* **Task prompt**: Each line of the material must be returned exactly.

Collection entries
## START

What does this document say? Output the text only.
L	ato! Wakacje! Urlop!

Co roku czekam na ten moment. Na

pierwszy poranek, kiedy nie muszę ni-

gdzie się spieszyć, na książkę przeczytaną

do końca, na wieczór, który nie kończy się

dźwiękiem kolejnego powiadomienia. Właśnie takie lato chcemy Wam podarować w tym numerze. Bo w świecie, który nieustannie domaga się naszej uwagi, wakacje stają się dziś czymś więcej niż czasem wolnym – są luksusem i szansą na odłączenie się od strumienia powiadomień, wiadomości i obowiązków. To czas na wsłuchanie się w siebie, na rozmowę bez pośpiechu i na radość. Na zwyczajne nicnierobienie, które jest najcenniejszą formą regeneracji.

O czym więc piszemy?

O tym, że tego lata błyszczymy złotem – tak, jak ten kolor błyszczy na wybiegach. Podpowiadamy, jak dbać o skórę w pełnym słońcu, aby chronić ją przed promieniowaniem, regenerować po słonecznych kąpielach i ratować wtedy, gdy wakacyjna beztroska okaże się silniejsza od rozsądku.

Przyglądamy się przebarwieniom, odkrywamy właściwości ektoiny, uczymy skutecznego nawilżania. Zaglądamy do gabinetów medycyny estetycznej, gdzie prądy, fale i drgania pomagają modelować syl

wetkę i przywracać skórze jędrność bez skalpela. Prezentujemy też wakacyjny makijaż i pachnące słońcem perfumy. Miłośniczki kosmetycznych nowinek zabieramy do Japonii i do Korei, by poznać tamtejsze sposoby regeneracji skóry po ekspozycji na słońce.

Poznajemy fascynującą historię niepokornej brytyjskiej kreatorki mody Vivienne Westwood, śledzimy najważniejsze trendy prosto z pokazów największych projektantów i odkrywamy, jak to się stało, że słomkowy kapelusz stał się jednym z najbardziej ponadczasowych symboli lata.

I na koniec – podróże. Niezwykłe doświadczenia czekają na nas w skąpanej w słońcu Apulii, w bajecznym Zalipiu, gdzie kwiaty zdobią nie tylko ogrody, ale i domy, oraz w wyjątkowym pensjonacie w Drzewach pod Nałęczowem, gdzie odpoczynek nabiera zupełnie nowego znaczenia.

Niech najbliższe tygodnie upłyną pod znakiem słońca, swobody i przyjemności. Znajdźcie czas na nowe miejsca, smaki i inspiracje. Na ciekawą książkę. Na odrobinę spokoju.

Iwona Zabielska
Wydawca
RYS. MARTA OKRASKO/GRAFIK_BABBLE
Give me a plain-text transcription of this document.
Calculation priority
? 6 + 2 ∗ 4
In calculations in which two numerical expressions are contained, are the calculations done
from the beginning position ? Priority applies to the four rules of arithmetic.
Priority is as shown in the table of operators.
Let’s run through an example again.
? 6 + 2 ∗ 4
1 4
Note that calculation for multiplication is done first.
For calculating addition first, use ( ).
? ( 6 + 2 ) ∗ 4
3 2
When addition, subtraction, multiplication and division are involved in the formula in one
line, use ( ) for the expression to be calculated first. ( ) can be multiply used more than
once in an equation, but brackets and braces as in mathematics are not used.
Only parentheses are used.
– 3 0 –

## END

* **Result of the task**:
What does this document say? Output the text only.
L	ato! Wakacje! Urlop!

Co roku czekam na ten moment. Na

pierwszy poranek, kiedy nie muszę ni-

gdzie się spieszyć, na książkę przeczytaną

do końca, na wieczór, który nie kończy się

dźwiękiem kolejnego powiadomienia. Właśnie takie lato chcemy Wam podarować w tym numerze. Bo w świecie, który nieustannie domaga się naszej uwagi, wakacje stają się dziś czymś więcej niż czasem wolnym – są luksusem i szansą na odłączenie się od strumienia powiadomień, wiadomości i obowiązków. To czas na wsłuchanie się w siebie, na rozmowę bez pośpiechu i na radość. Na zwyczajne nicnierobienie, które jest najcenniejszą formą regeneracji.

O czym więc piszemy?

O tym, że tego lata błyszczymy złotem – tak, jak ten kolor błyszczy na wybiegach. Podpowiadamy, jak dbać o skórę w pełnym słońcu, aby chronić ją przed promieniowaniem, regenerować po słonecznych kąpielach i ratować wtedy, gdy wakacyjna beztroska okaże się silniejsza od rozsądku.

Przyglądamy się przebarwieniom, odkrywamy właściwości ektoiny, uczymy skutecznego nawilżania. Zaglądamy do gabinetów medycyny estetycznej, gdzie prądy, fale i drgania pomagają modelować syl

wetkę i przywracać skórze jędrność bez skalpela. Prezentujemy też wakacyjny makijaż i pachnące słońcem perfumy. Miłośniczki kosmetycznych nowinek zabieramy do Japonii i do Korei, by poznać tamtejsze sposoby regeneracji skóry po ekspozycji na słońce.

Poznajemy fascynującą historię niepokornej brytyjskiej kreatorki mody Vivienne Westwood, śledzimy najważniejsze trendy prosto z pokazów największych projektantów i odkrywamy, jak to się stało, że słomkowy kapelusz stał się jednym z najbardziej ponadczasowych symboli lata.

I na koniec – podróże. Niezwykłe doświadczenia czekają na nas w skąpanej w słońcu Apulii, w bajecznym Zalipiu, gdzie kwiaty zdobią nie tylko ogrody, ale i domy, oraz w wyjątkowym pensjonacie w Drzewach pod Nałęczowem, gdzie odpoczynek nabiera zupełnie nowego znaczenia.

Niech najbliższe tygodnie upłyną pod znakiem słońca, swobody i przyjemności. Znajdźcie czas na nowe miejsca, smaki i inspiracje. Na ciekawą książkę. Na odrobinę spokoju.

Iwona Zabielska
Wydawca
RYS. MARTA OKRASKO/GRAFIK_BABBLE
Give me a plain-text transcription of this document.
Calculation priority
? 6 + 2 ∗ 4
In calculations in which two numerical expressions are contained, are the calculations done
from the beginning position ? Priority applies to the four rules of arithmetic.
Priority is as shown in the table of operators.
Let’s run through an example again.
? 6 + 2 ∗ 4
1 4
Note that calculation for multiplication is done first.
For calculating addition first, use ( ).
? ( 6 + 2 ) ∗ 4
3 2
When addition, subtraction, multiplication and division are involved in the formula in one
line, use ( ) for the expression to be calculated first. ( ) can be multiply used more than
once in an equation, but brackets and braces as in mathematics are not used.
Only parentheses are used.
– 3 0 –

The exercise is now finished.